We've been hearing some grumbling from a few domain owners about this, which indicates we're on the right track. They usually have some long, whiny explanation of why they shouldn't have to disclose the address of their "online business". Tough.
This sort of speculation is not a new phenomenon. It's been true for centuries in real estate: you buy some property not because it's useful to you, but just to charge whomever it is useful to a hefty price. At some level, this is just an inevitable feature of an open market, and must be tolerated (unless you lack a brain and like the idea of some Big Brother Tsar handing out domain names to whomever "deserves" them most).
But real estate speculation also provides an interesting possible solution: real estate taxes. Since real estate taxes are usually some percentage of the market value, they become very high on property that has a high market value -- so high that you can't afford them unless you are using the property to generate the maximum possible income. Speculators tend to be squeezed out of the market, since they can't afford the taxes required to "park" the property until the price is bid up high enough to suit their taste. So, one solution is to tax internet domains, with the tax reflecting the market value of the domain. That would certainly cut down on speculation, but, like all asset taxes, it's bound to depress creativity and economic growth.
Another solution comes from compulsory licenses in patent law, where the idea is that if you patent an invention and then fail to work the patent, or license it on reasonable terms -- where, alas, a court has to interpret what "reasonable" means -- then other folks can just use your patent without coming to any licensing agreement with you. I suppose the equivalent here would be that if you sit on a domain and don't use it yourself and won't sell it at a "reasonable" cost, then DNS service would be switchable to someone who will use it, even if you don't agree. I suspect this is most likely to become widespread, and I think it's already happening to some extent.
Finally, the classic libertarian idea would be to break the concept that there must be a single, worldwide, one-to-one mapping between DNS name and IP address, i.e. more or less abandon the idea of domain name registration entirely. In this strange anarchic world, you, an aspiring domain-name user, would simply start using the domain name and publish your associated IP address on some DNS server. Presumably you'd have to pay, at first, to get some servers to list your IP address.

**MATERIAL PROVIDED:**
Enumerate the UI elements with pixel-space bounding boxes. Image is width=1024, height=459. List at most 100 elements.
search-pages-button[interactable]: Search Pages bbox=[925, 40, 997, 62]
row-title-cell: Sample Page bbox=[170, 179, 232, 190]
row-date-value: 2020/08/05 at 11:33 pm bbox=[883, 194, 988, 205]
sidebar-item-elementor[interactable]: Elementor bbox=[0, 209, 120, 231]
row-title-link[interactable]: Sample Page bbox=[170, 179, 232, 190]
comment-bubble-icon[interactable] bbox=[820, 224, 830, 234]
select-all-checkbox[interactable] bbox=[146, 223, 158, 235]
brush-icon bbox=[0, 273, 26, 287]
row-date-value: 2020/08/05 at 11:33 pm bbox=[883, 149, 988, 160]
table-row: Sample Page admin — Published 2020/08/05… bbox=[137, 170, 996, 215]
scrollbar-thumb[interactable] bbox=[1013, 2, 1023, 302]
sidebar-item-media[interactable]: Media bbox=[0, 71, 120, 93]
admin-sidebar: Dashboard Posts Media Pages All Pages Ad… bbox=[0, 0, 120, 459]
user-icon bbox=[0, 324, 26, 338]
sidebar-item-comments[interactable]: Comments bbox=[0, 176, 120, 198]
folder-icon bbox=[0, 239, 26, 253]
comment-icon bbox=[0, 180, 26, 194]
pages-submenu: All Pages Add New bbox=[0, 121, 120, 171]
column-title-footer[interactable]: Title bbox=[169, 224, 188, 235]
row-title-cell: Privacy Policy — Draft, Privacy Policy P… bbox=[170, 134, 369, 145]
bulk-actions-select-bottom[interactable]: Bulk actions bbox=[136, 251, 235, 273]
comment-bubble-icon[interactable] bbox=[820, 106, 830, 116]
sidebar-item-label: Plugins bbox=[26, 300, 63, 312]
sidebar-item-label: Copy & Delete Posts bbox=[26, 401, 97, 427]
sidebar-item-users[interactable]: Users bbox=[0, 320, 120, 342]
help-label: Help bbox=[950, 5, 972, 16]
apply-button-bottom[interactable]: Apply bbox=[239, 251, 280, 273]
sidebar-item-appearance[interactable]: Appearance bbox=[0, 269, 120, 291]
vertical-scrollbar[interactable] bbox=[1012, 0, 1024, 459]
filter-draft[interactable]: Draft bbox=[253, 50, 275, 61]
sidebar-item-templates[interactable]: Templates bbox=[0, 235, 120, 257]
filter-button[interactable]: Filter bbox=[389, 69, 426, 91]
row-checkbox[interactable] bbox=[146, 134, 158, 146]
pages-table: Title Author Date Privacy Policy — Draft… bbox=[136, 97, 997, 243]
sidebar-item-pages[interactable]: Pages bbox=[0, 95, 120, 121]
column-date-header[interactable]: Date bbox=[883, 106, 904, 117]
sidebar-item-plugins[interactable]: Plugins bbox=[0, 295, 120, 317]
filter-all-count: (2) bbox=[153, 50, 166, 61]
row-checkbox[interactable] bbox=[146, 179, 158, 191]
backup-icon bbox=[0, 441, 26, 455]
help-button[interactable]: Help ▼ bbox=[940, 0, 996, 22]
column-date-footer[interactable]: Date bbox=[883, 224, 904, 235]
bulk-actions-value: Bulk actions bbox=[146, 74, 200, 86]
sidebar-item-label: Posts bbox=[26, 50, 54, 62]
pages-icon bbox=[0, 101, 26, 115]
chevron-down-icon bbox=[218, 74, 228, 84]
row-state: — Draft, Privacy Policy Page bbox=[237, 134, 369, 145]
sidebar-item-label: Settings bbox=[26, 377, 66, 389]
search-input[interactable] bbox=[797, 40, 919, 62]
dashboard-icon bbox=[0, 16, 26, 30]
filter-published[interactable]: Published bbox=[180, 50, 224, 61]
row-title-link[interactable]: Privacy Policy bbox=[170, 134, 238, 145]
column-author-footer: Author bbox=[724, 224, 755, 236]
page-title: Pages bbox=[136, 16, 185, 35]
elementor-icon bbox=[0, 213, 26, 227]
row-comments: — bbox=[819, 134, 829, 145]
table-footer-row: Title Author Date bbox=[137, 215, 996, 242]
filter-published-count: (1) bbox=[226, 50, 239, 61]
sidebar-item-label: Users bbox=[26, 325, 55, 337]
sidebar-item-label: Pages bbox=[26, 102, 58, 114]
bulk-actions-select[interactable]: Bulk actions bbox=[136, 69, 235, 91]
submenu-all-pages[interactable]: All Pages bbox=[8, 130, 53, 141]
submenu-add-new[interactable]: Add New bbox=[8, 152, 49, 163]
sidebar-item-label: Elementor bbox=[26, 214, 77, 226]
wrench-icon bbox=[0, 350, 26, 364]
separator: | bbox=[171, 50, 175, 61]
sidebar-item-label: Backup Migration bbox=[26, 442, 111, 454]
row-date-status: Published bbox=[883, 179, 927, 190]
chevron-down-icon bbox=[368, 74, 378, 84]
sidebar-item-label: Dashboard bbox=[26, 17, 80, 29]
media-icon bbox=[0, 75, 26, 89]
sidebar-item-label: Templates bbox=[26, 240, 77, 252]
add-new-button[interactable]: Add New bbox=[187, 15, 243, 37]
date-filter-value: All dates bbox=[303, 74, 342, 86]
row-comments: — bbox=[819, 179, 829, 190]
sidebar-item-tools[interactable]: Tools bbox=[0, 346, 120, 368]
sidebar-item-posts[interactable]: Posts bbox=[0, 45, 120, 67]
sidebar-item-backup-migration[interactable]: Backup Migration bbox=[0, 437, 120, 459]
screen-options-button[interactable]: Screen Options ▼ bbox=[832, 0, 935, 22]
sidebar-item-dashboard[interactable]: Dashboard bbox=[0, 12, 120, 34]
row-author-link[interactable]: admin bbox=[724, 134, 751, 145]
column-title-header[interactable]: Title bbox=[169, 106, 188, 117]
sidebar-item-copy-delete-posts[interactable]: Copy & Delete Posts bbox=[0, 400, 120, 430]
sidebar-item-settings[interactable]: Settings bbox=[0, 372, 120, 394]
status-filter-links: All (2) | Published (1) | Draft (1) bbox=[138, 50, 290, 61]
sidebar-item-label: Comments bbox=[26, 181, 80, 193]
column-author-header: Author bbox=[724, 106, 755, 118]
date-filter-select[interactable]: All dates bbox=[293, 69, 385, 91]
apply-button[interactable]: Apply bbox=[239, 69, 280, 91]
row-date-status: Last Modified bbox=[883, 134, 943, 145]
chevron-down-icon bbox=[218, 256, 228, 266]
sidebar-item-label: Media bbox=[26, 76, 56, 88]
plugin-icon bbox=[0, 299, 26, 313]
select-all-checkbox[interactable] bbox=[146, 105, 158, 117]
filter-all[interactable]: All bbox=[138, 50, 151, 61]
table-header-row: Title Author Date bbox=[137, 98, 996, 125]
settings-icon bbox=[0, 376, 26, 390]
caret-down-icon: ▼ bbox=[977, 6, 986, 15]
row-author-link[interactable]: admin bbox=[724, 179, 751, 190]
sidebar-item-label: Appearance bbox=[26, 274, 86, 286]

**ACTIVITY LIST:**
1) List each solution to domain speculation that the passage on domain speculation proposes, with the field or tradition it comes from.
2) Answer these questions from the passage on domain speculation:
(a) Real estate taxes are usually a percentage of what?
(b) Under compulsory licensing, who has to interpret what "reasonable" means?
(c) In the libertarian scenario, what would a domain-name user presumably have to pay for at first?

**SOLUTIONS:**
1)
- Taxing internet domains according to their market value, modeled on real estate taxes.
- Making DNS service switchable to someone who will use a domain when the holder neither uses it nor sells it at a "reasonable" cost, modeled on compulsory licenses in patent law.
- Dropping the single, worldwide, one-to-one mapping between DNS name and IP address, and with it domain name registration, which is the classic libertarian idea.

2)
(a) The market value of the property.
(b) A court.
(c) Getting some servers to list the user's IP address.